**Prompt**
Scan the records below. List lines holding "structured".

**Source records**
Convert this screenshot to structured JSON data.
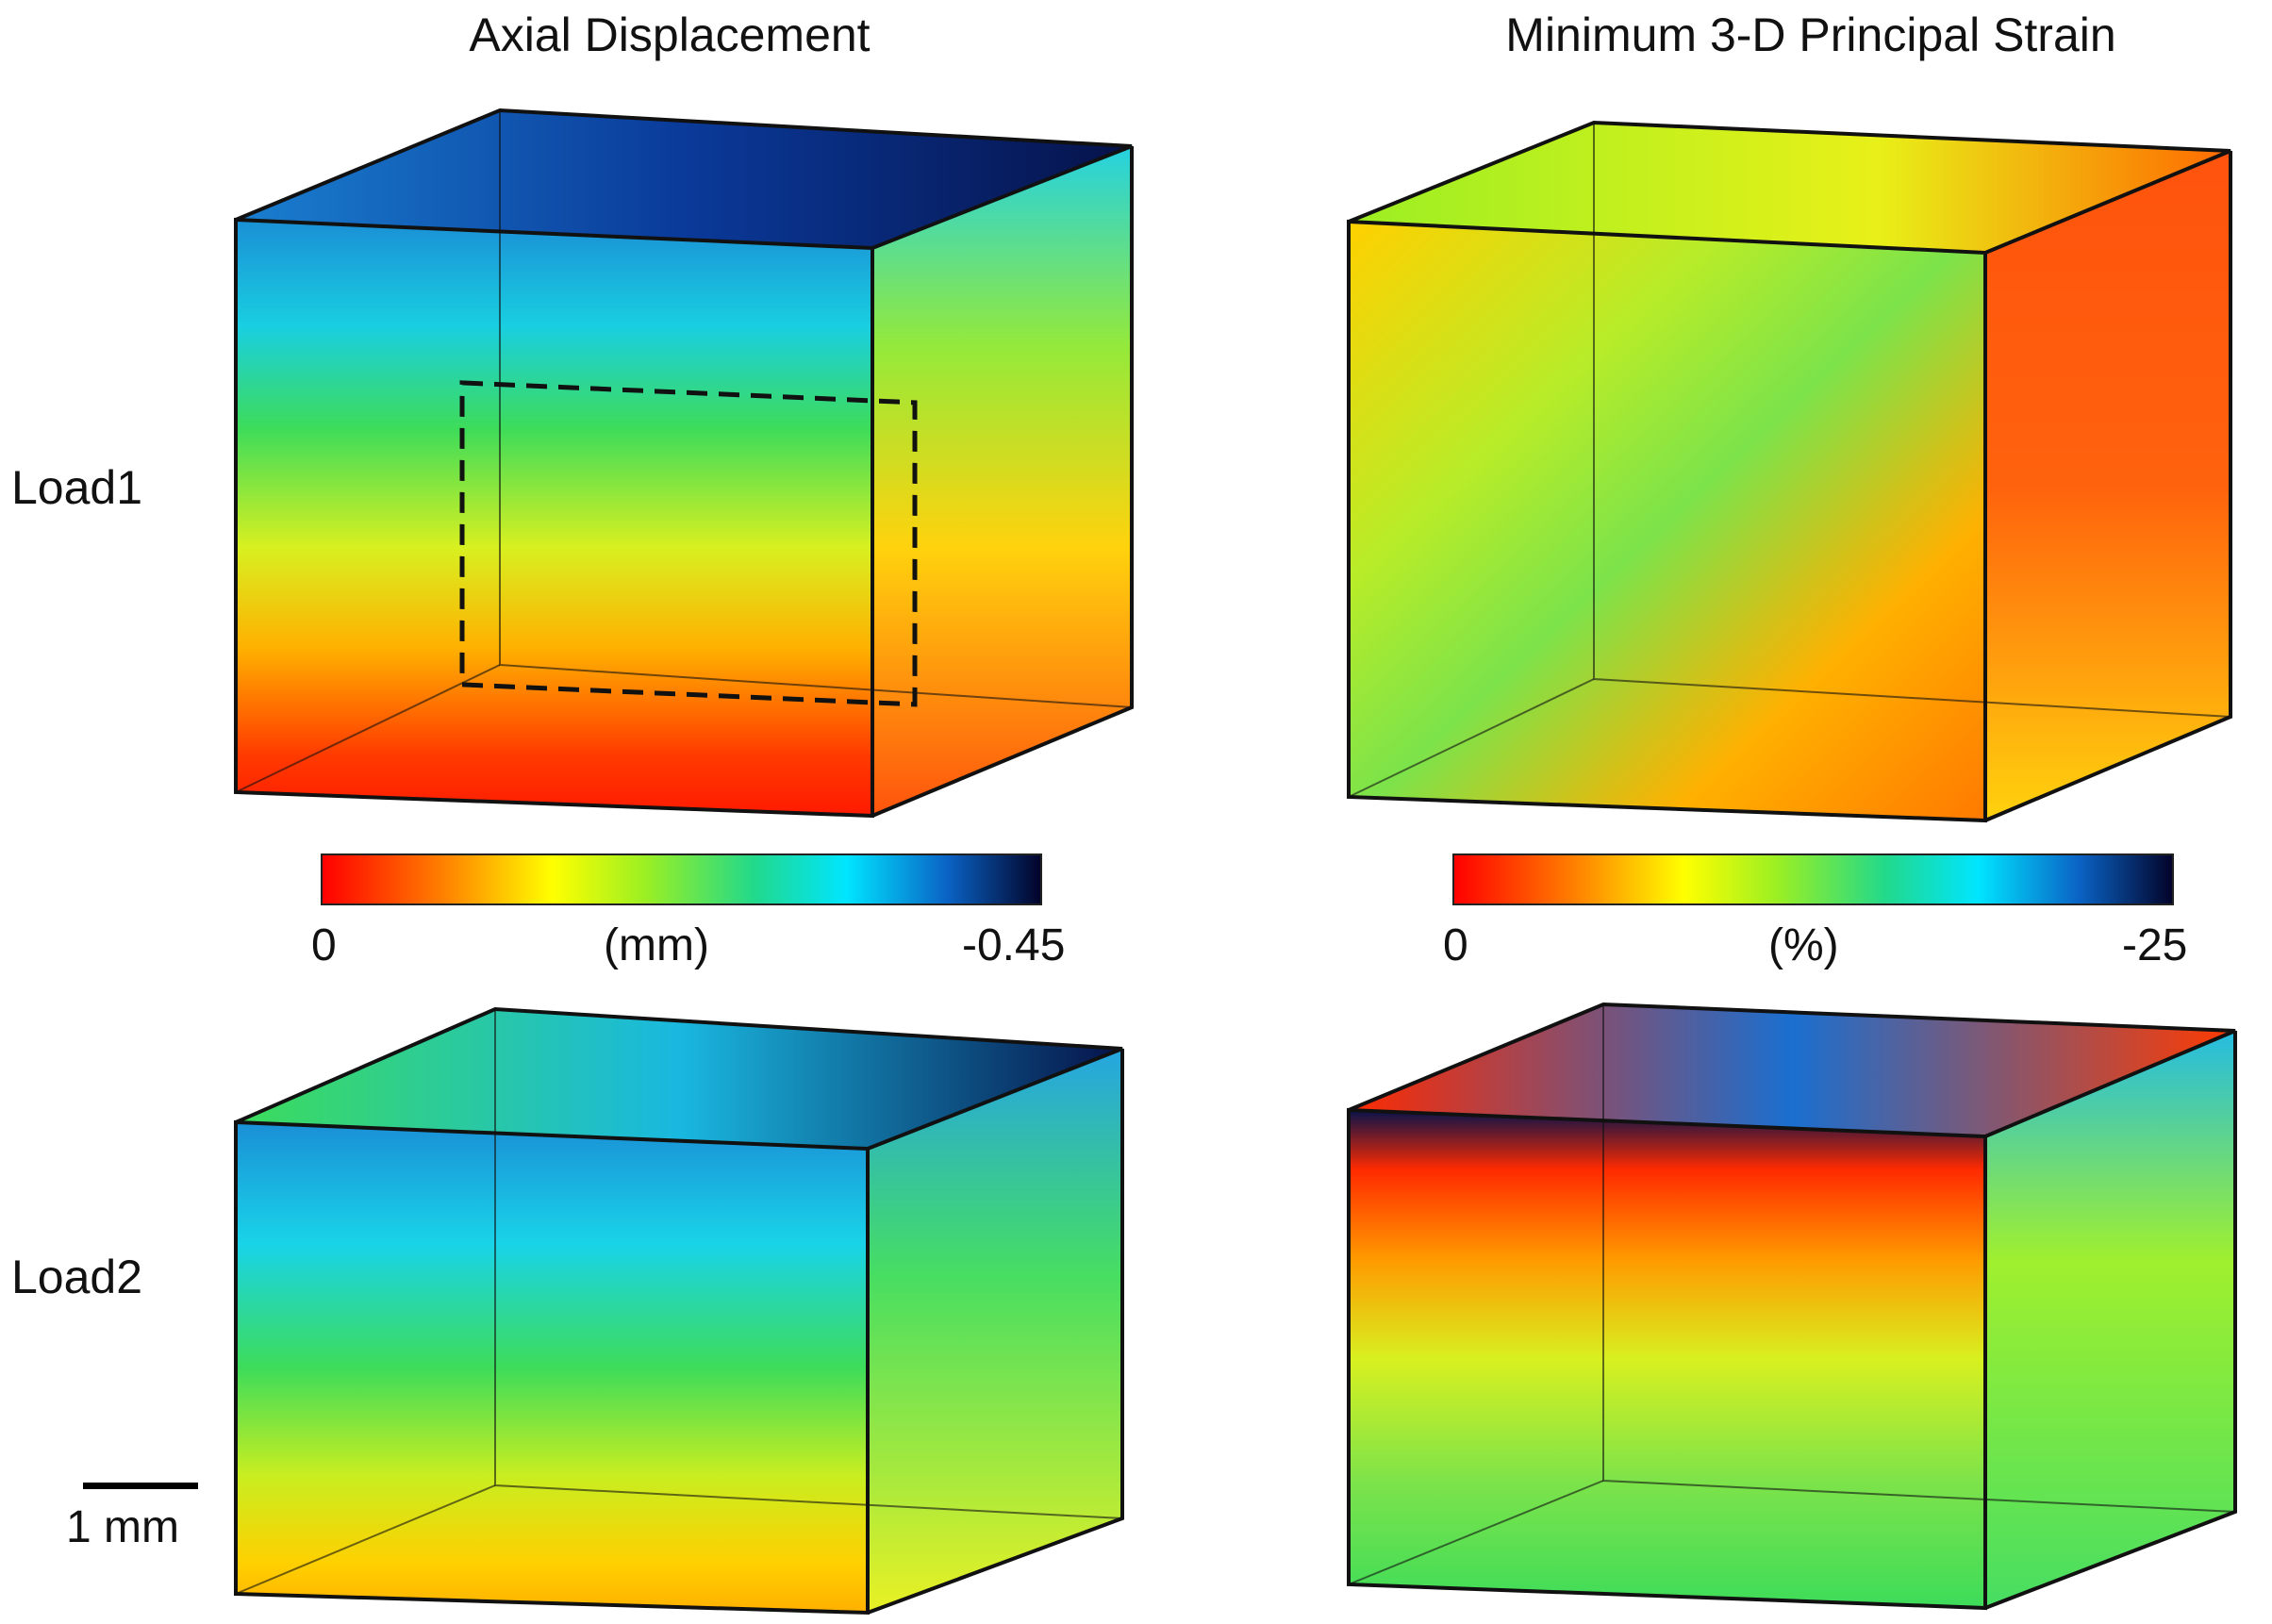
{
  "columns": {
    "left_title": "Axial Displacement",
    "right_title": "Minimum 3-D Principal Strain"
  },
  "rows": {
    "row1_label": "Load1",
    "row2_label": "Load2"
  },
  "colorbars": {
    "displacement": {
      "min_label": "0",
      "unit_label": "(mm)",
      "max_label": "-0.45"
    },
    "strain": {
      "min_label": "0",
      "unit_label": "(%)",
      "max_label": "-25"
    }
  },
  "scale_bar": {
    "label": "1 mm"
  },
  "colors": {
    "red": "#ff1a00",
    "orange": "#ff8a00",
    "yellow": "#ffee00",
    "green": "#3ddc5a",
    "cyan": "#19d4e8",
    "blue": "#0a63c5",
    "navy": "#06124a"
  }
}
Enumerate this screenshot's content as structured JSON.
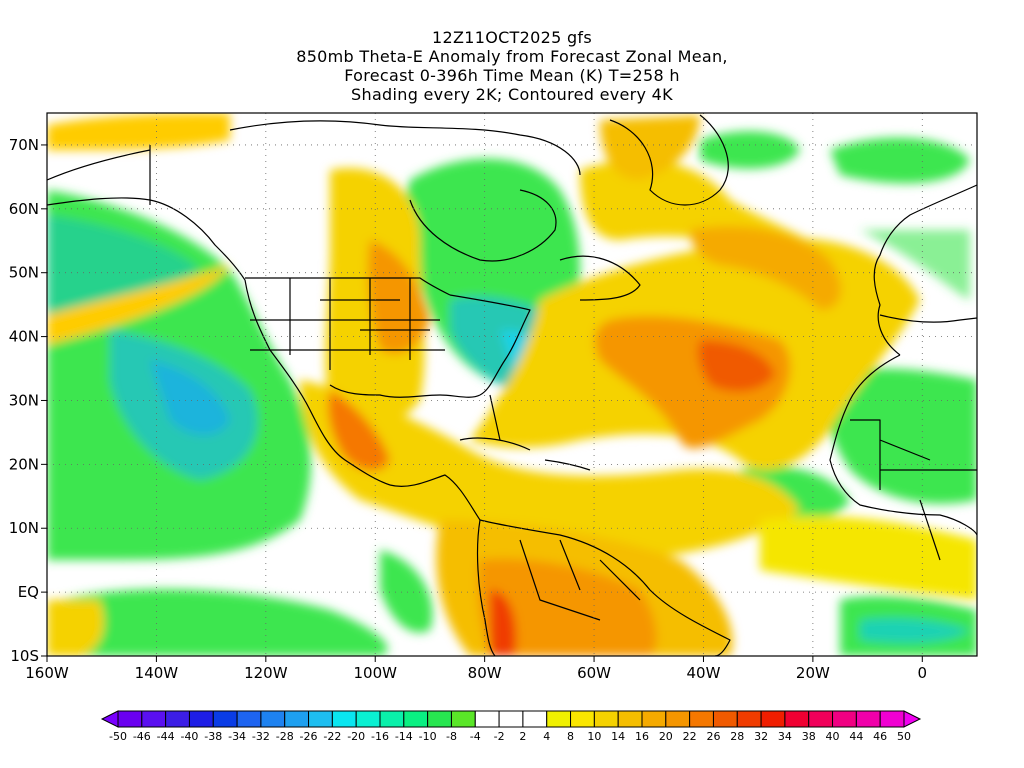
{
  "header": {
    "line1": "12Z11OCT2025 gfs",
    "line2": "850mb Theta-E Anomaly from Forecast Zonal Mean,",
    "line3": "Forecast 0-396h Time Mean (K) T=258 h",
    "line4": "Shading every 2K; Contoured every 4K"
  },
  "map": {
    "lon_range": [
      -160,
      10
    ],
    "lat_range": [
      -10,
      75
    ],
    "lon_ticks": [
      {
        "value": -160,
        "label": "160W"
      },
      {
        "value": -140,
        "label": "140W"
      },
      {
        "value": -120,
        "label": "120W"
      },
      {
        "value": -100,
        "label": "100W"
      },
      {
        "value": -80,
        "label": "80W"
      },
      {
        "value": -60,
        "label": "60W"
      },
      {
        "value": -40,
        "label": "40W"
      },
      {
        "value": -20,
        "label": "20W"
      },
      {
        "value": 0,
        "label": "0"
      }
    ],
    "lat_ticks": [
      {
        "value": 70,
        "label": "70N"
      },
      {
        "value": 60,
        "label": "60N"
      },
      {
        "value": 50,
        "label": "50N"
      },
      {
        "value": 40,
        "label": "40N"
      },
      {
        "value": 30,
        "label": "30N"
      },
      {
        "value": 20,
        "label": "20N"
      },
      {
        "value": 10,
        "label": "10N"
      },
      {
        "value": 0,
        "label": "EQ"
      },
      {
        "value": -10,
        "label": "10S"
      }
    ],
    "grid": true
  },
  "colorbar": {
    "labels": [
      "-50",
      "-46",
      "-44",
      "-40",
      "-38",
      "-34",
      "-32",
      "-28",
      "-26",
      "-22",
      "-20",
      "-16",
      "-14",
      "-10",
      "-8",
      "-4",
      "-2",
      "2",
      "4",
      "8",
      "10",
      "14",
      "16",
      "20",
      "22",
      "26",
      "28",
      "32",
      "34",
      "38",
      "40",
      "44",
      "46",
      "50"
    ],
    "colors": [
      "#7a00ff",
      "#6a00f0",
      "#5a10f0",
      "#3c1ee6",
      "#1e1ee6",
      "#0a3ce6",
      "#1e64f0",
      "#1e82f0",
      "#1ea0f0",
      "#1ebef0",
      "#0ae6f0",
      "#0af0d2",
      "#0af0aa",
      "#0af082",
      "#28e650",
      "#5ae628",
      "#ffffff",
      "#ffffff",
      "#ffffff",
      "#f0f000",
      "#fae600",
      "#f5d200",
      "#f5be00",
      "#f5aa00",
      "#f59600",
      "#f57800",
      "#f05a00",
      "#f03c00",
      "#f01e00",
      "#f00032",
      "#f0005a",
      "#f00082",
      "#f000aa",
      "#f000d2",
      "#f000f0"
    ]
  }
}
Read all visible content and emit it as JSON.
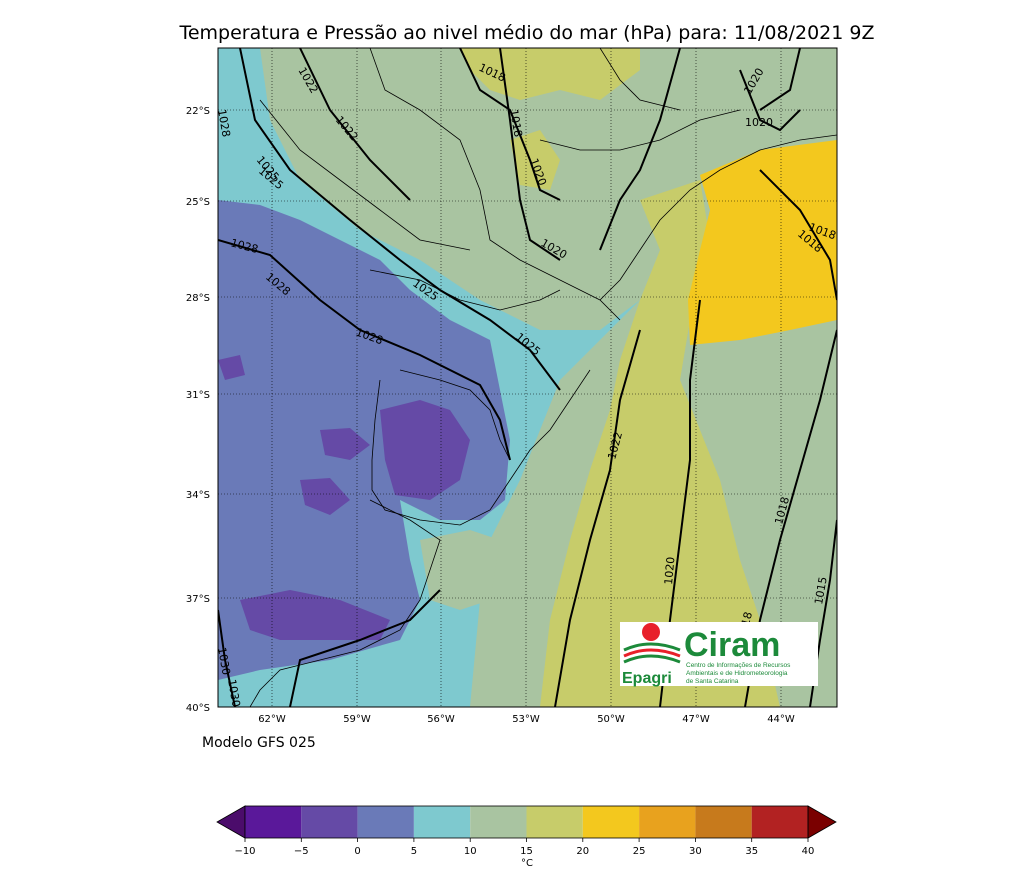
{
  "title": "Temperatura e Pressão ao nivel médio do mar (hPa) para: 11/08/2021 9Z",
  "model_label": "Modelo GFS 025",
  "lat_labels": [
    "22°S",
    "25°S",
    "28°S",
    "31°S",
    "34°S",
    "37°S",
    "40°S"
  ],
  "lon_labels": [
    "62°W",
    "59°W",
    "56°W",
    "53°W",
    "50°W",
    "47°W",
    "44°W"
  ],
  "isobar_labels": [
    "1028",
    "1025",
    "1022",
    "1022",
    "1018",
    "1018",
    "1020",
    "1020",
    "1020",
    "1028",
    "1028",
    "1028",
    "1025",
    "1025",
    "1020",
    "1018",
    "1018",
    "1022",
    "1020",
    "1018",
    "1018",
    "1015",
    "1030",
    "1030",
    "1025"
  ],
  "colorbar": {
    "unit": "°C",
    "ticks": [
      "−10",
      "−5",
      "0",
      "5",
      "10",
      "15",
      "20",
      "25",
      "30",
      "35",
      "40"
    ],
    "colors": [
      "#4b0c6b",
      "#5a189a",
      "#654aa6",
      "#6a7ab8",
      "#7ec9cf",
      "#a9c4a1",
      "#c7cc6a",
      "#f3c81e",
      "#e8a21e",
      "#c77a1c",
      "#b22222",
      "#7a0000"
    ]
  },
  "logo": {
    "brand_left": "Epagri",
    "brand_right": "Ciram",
    "subtitle_1": "Centro de Informações de Recursos",
    "subtitle_2": "Ambientais e de Hidrometeorologia",
    "subtitle_3": "de Santa Catarina"
  }
}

**Exercise solution**
Convert this screenshot to structured JSON data.
Enumerate this screenshot's content as structured JSON.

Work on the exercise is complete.